* Problem requirements
All of the material should be reproduced exactly, with pictures left out.

(Stored items from a collection)
------------

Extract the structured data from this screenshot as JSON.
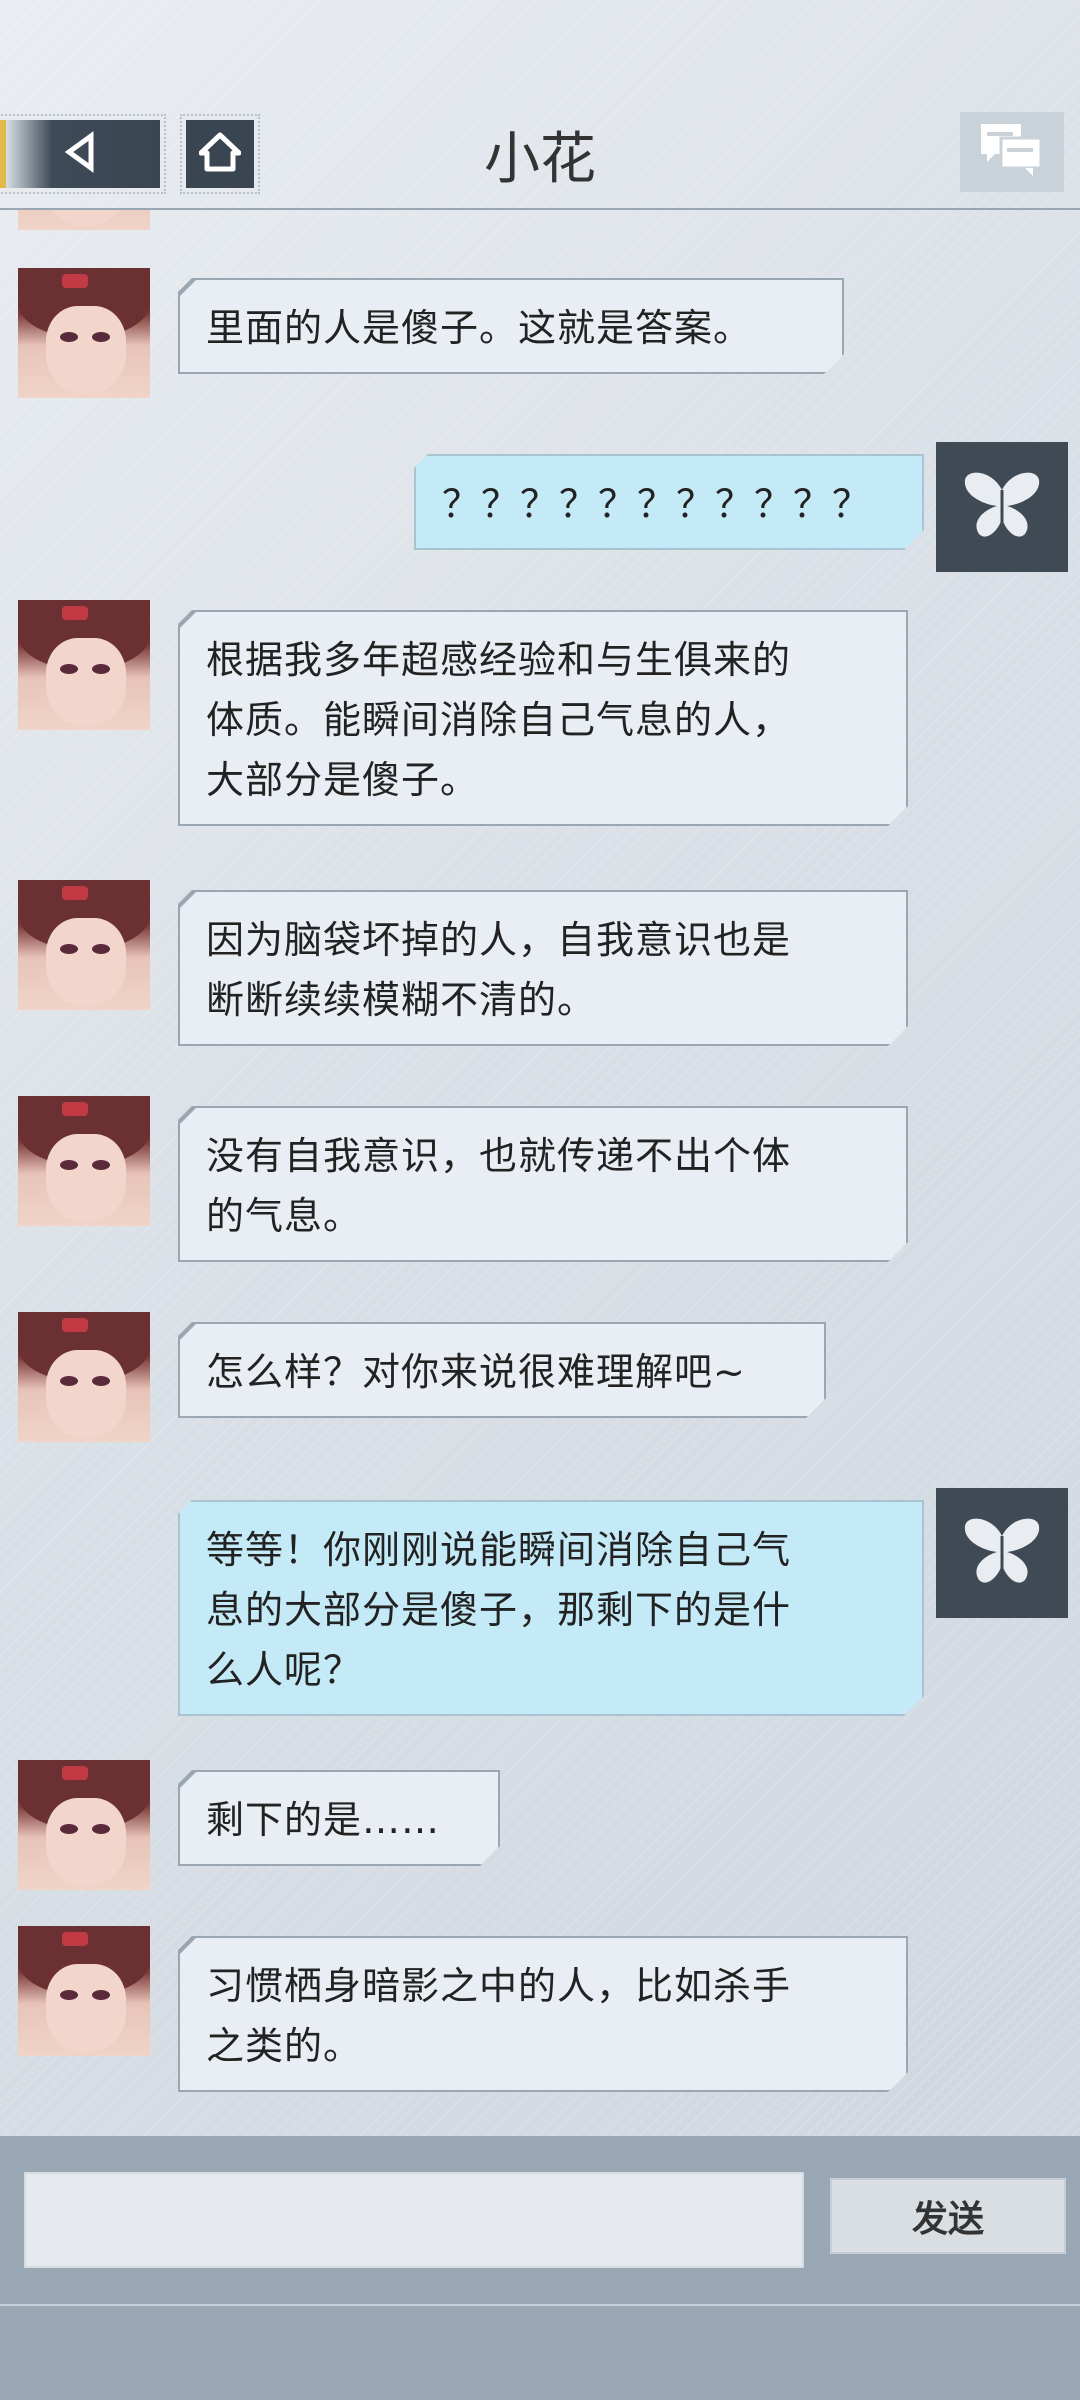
{
  "header": {
    "title": "小花"
  },
  "messages": [
    {
      "side": "left",
      "text": "里面的人是傻子。这就是答案。"
    },
    {
      "side": "right",
      "text": "？？？？？？？？？？？"
    },
    {
      "side": "left",
      "text": "根据我多年超感经验和与生俱来的\n体质。能瞬间消除自己气息的人，\n大部分是傻子。"
    },
    {
      "side": "left",
      "text": "因为脑袋坏掉的人，自我意识也是\n断断续续模糊不清的。"
    },
    {
      "side": "left",
      "text": "没有自我意识，也就传递不出个体\n的气息。"
    },
    {
      "side": "left",
      "text": "怎么样？对你来说很难理解吧~"
    },
    {
      "side": "right",
      "text": "等等！你刚刚说能瞬间消除自己气\n息的大部分是傻子，那剩下的是什\n么人呢？"
    },
    {
      "side": "left",
      "text": "剩下的是……"
    },
    {
      "side": "left",
      "text": "习惯栖身暗影之中的人，比如杀手\n之类的。"
    }
  ],
  "composer": {
    "input_value": "",
    "send_label": "发送"
  },
  "icons": {
    "back": "back-arrow-icon",
    "home": "home-icon",
    "chat": "chat-bubbles-icon",
    "player_avatar": "butterfly-icon"
  },
  "colors": {
    "incoming_bubble": "#e9eef4",
    "outgoing_bubble": "#c4e9f7",
    "header_button": "#3a4552"
  }
}
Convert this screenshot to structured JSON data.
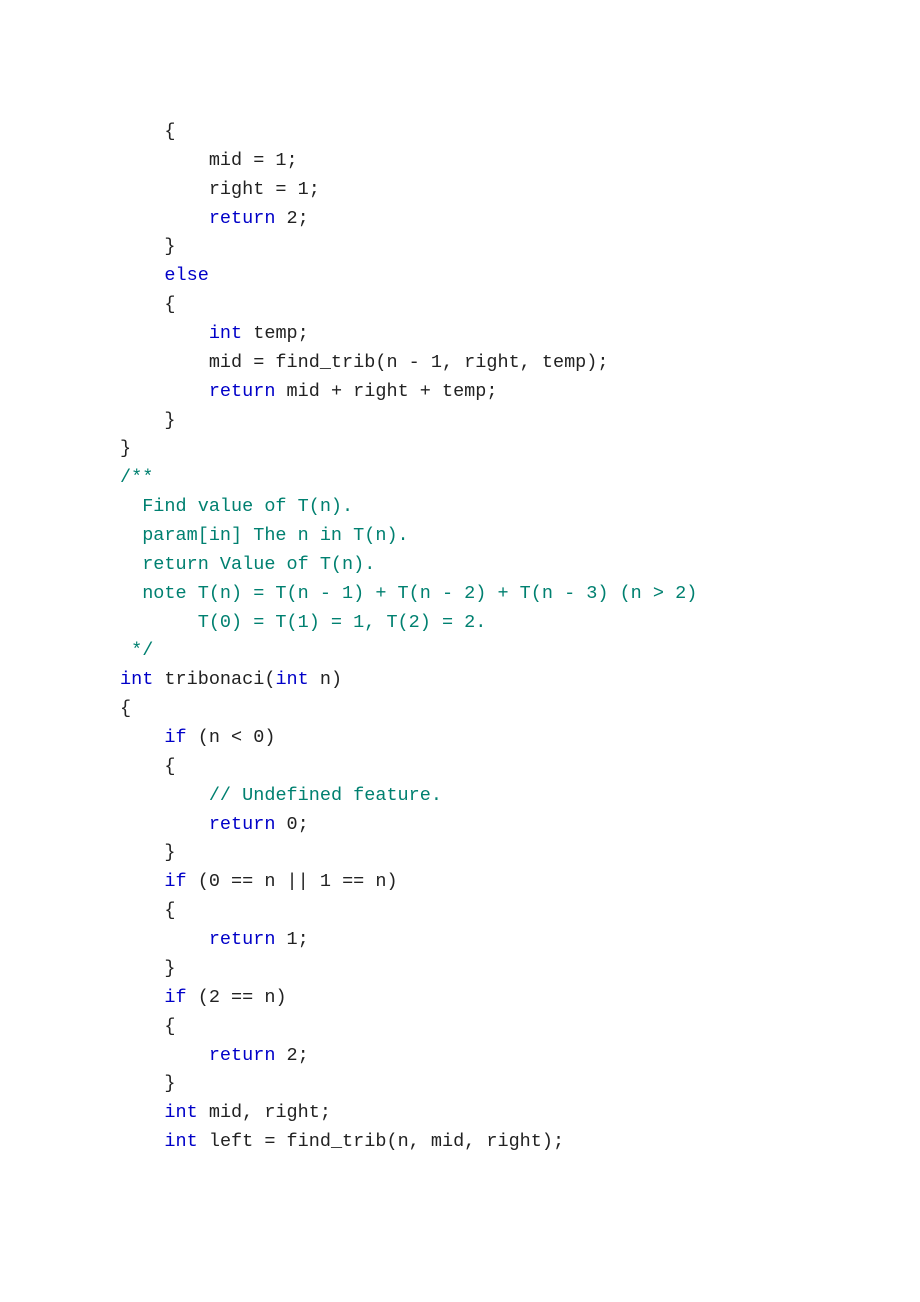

------------

* Expected output
Extract the structured data from this screenshot as JSON.
{
  "header": {
    "title": "小花"
  },
  "messages": [
    {
      "side": "left",
      "text": "里面的人是傻子。这就是答案。"
    },
    {
      "side": "right",
      "text": "？？？？？？？？？？？"
    },
    {
      "side": "left",
      "text": "根据我多年超感经验和与生俱来的\n体质。能瞬间消除自己气息的人，\n大部分是傻子。"
    },
    {
      "side": "left",
      "text": "因为脑袋坏掉的人，自我意识也是\n断断续续模糊不清的。"
    },
    {
      "side": "left",
      "text": "没有自我意识，也就传递不出个体\n的气息。"
    },
    {
      "side": "left",
      "text": "怎么样？对你来说很难理解吧~"
    },
    {
      "side": "right",
      "text": "等等！你刚刚说能瞬间消除自己气\n息的大部分是傻子，那剩下的是什\n么人呢？"
    },
    {
      "side": "left",
      "text": "剩下的是……"
    },
    {
      "side": "left",
      "text": "习惯栖身暗影之中的人，比如杀手\n之类的。"
    }
  ],
  "composer": {
    "input_value": "",
    "send_label": "发送"
  },
  "icons": {
    "back": "back-arrow-icon",
    "home": "home-icon",
    "chat": "chat-bubbles-icon",
    "player_avatar": "butterfly-icon"
  },
  "colors": {
    "incoming_bubble": "#e9eef4",
    "outgoing_bubble": "#c4e9f7",
    "header_button": "#3a4552"
  }
}
Convert this screenshot to structured JSON data.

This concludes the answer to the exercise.